Written instruction — Find each line holding "ylabel" and copy it out.

Records that describe figures —
========================
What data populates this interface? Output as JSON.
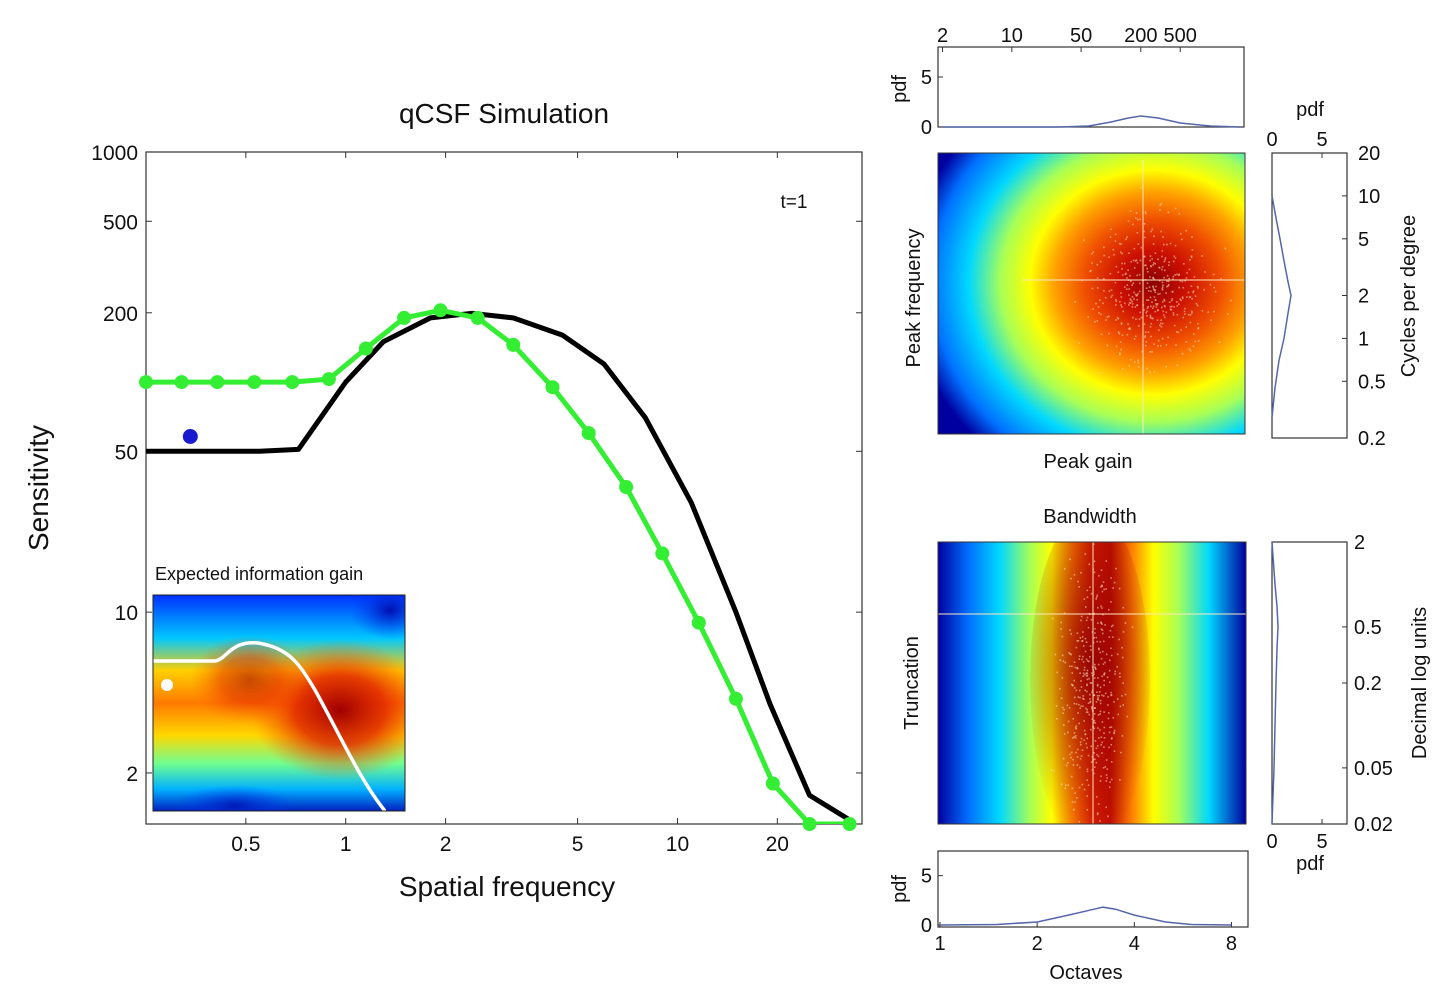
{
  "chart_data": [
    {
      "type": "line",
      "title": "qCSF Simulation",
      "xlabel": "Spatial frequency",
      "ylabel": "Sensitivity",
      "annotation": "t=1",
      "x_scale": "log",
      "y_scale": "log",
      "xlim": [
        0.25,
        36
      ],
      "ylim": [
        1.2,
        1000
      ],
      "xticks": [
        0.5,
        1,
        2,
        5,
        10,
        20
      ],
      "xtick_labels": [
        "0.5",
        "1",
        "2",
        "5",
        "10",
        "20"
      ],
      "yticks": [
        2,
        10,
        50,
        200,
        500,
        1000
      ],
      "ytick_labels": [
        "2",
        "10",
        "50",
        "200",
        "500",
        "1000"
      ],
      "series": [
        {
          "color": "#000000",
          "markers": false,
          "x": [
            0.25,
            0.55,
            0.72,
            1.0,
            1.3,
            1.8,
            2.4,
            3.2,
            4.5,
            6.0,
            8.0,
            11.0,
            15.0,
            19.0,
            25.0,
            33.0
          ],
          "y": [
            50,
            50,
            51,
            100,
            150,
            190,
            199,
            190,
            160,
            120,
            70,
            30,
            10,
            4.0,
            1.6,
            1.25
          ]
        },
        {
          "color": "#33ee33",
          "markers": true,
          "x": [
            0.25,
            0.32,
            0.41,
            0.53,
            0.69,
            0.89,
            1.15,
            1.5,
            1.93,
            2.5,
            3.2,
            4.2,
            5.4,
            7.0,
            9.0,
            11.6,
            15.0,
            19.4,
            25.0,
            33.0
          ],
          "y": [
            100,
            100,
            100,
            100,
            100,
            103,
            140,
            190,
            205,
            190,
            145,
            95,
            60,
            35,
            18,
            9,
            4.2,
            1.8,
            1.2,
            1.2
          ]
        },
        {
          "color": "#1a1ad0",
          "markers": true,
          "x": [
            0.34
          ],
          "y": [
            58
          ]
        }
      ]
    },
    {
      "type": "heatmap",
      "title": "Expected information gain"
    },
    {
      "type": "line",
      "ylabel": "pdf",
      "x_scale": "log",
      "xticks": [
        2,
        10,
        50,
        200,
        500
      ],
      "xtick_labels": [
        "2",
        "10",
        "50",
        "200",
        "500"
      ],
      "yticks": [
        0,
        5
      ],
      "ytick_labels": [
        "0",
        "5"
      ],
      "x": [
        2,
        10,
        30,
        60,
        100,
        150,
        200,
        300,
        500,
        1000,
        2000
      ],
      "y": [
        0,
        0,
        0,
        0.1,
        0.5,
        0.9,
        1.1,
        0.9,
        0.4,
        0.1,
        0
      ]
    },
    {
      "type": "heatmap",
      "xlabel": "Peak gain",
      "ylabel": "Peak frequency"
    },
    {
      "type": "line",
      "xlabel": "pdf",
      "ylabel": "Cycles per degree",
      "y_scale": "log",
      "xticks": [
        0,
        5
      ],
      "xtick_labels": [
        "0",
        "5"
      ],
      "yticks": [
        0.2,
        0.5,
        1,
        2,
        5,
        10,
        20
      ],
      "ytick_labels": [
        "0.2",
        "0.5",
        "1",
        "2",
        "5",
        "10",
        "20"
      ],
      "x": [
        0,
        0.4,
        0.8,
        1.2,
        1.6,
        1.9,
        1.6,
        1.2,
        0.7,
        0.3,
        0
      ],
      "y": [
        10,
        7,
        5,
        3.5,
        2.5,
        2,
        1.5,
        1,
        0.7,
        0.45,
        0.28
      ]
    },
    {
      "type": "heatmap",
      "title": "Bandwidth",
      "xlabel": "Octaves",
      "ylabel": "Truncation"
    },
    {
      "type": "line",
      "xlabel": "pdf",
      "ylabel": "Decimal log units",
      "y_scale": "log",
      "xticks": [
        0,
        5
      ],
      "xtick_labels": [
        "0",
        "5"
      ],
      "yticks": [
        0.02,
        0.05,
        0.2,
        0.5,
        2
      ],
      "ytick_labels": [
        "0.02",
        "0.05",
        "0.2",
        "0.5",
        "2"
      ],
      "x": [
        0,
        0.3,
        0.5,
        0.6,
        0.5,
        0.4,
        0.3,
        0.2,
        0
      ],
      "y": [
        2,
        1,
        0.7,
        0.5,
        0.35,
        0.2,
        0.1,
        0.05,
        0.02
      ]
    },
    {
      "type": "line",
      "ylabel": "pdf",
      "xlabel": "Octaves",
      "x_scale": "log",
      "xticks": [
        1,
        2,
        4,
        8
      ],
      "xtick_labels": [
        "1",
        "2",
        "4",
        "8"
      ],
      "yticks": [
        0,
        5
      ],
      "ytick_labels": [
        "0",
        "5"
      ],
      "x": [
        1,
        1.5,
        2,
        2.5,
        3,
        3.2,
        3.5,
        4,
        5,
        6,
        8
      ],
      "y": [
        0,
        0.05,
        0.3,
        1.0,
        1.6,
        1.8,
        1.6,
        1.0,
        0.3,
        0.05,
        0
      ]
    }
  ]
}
========================
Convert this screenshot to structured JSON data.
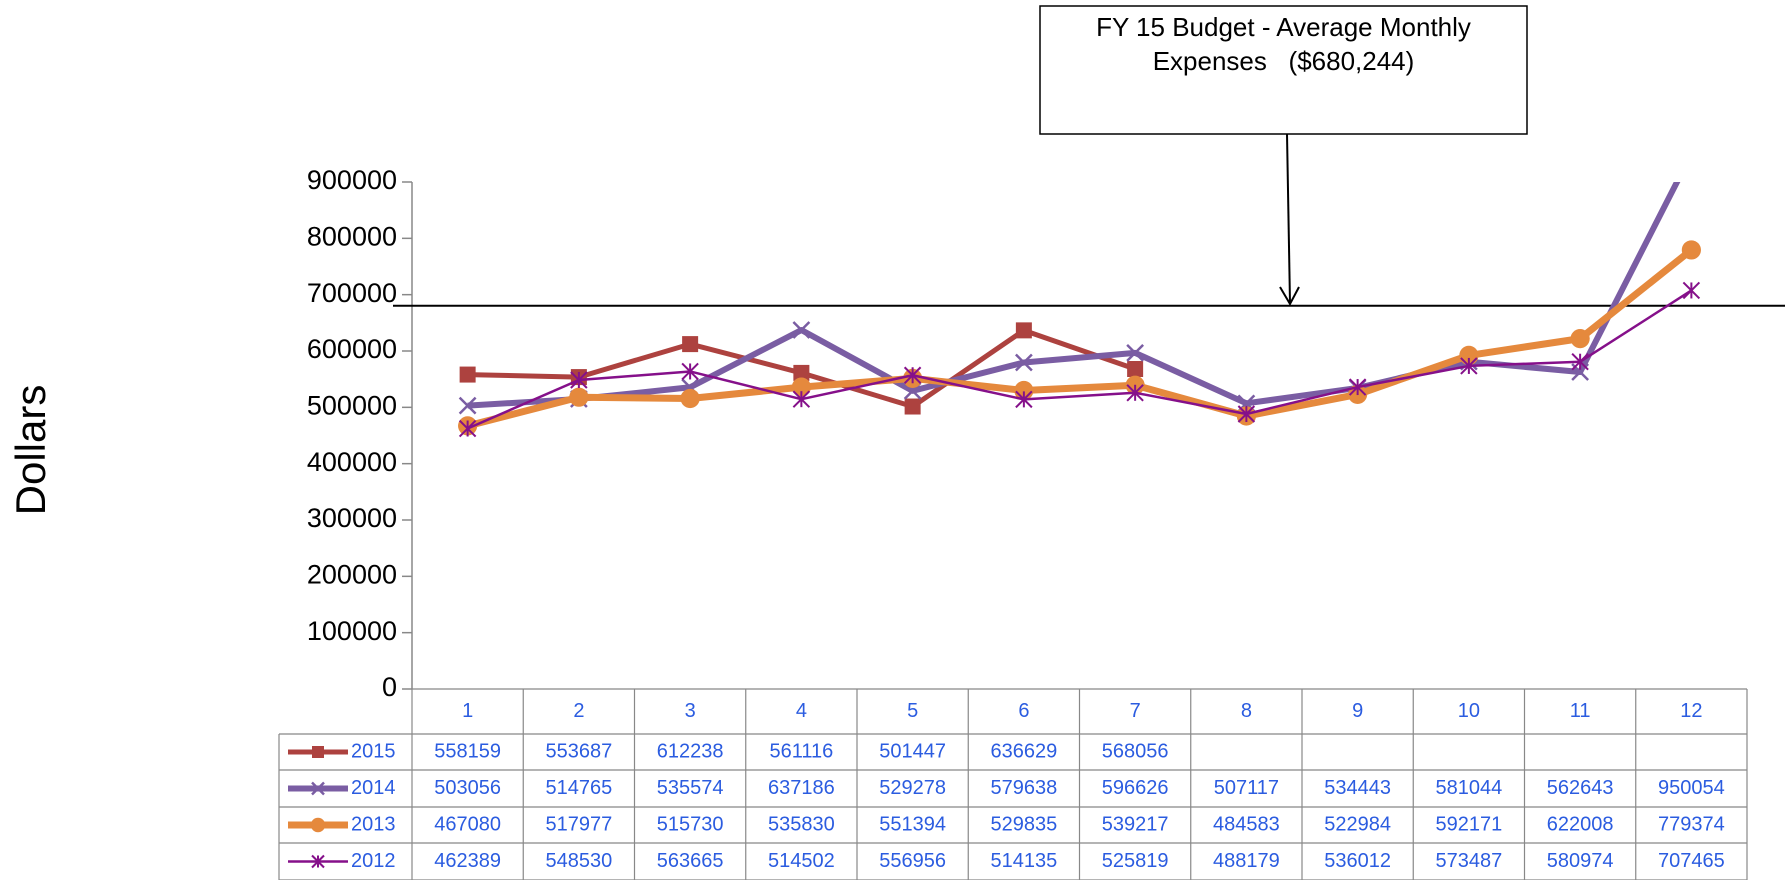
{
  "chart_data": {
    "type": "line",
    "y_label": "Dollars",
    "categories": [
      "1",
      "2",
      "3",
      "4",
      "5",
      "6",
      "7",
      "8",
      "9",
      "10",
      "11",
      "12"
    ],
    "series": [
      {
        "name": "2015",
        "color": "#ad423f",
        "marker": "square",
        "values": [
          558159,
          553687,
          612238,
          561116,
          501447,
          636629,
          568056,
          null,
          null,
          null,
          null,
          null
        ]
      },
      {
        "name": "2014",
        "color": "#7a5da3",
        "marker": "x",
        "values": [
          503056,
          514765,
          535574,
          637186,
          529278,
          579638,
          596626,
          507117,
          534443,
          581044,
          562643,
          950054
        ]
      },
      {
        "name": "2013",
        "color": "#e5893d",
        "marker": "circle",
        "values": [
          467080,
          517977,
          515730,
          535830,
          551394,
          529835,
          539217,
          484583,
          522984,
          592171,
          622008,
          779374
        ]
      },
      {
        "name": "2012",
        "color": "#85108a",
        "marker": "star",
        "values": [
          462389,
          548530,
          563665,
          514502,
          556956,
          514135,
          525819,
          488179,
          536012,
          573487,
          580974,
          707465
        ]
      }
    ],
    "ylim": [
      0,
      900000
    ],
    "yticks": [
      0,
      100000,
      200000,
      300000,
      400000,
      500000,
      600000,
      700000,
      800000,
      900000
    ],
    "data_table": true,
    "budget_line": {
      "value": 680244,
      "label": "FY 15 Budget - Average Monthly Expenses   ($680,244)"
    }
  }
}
========================
Correct result —
      "ylabel": "Sensitivity",
      "ylabel": "pdf",
      "ylabel": "Peak frequency"
      "ylabel": "Cycles per degree",
      "ylabel": "Truncation"
      "ylabel": "Decimal log units",
      "ylabel": "pdf",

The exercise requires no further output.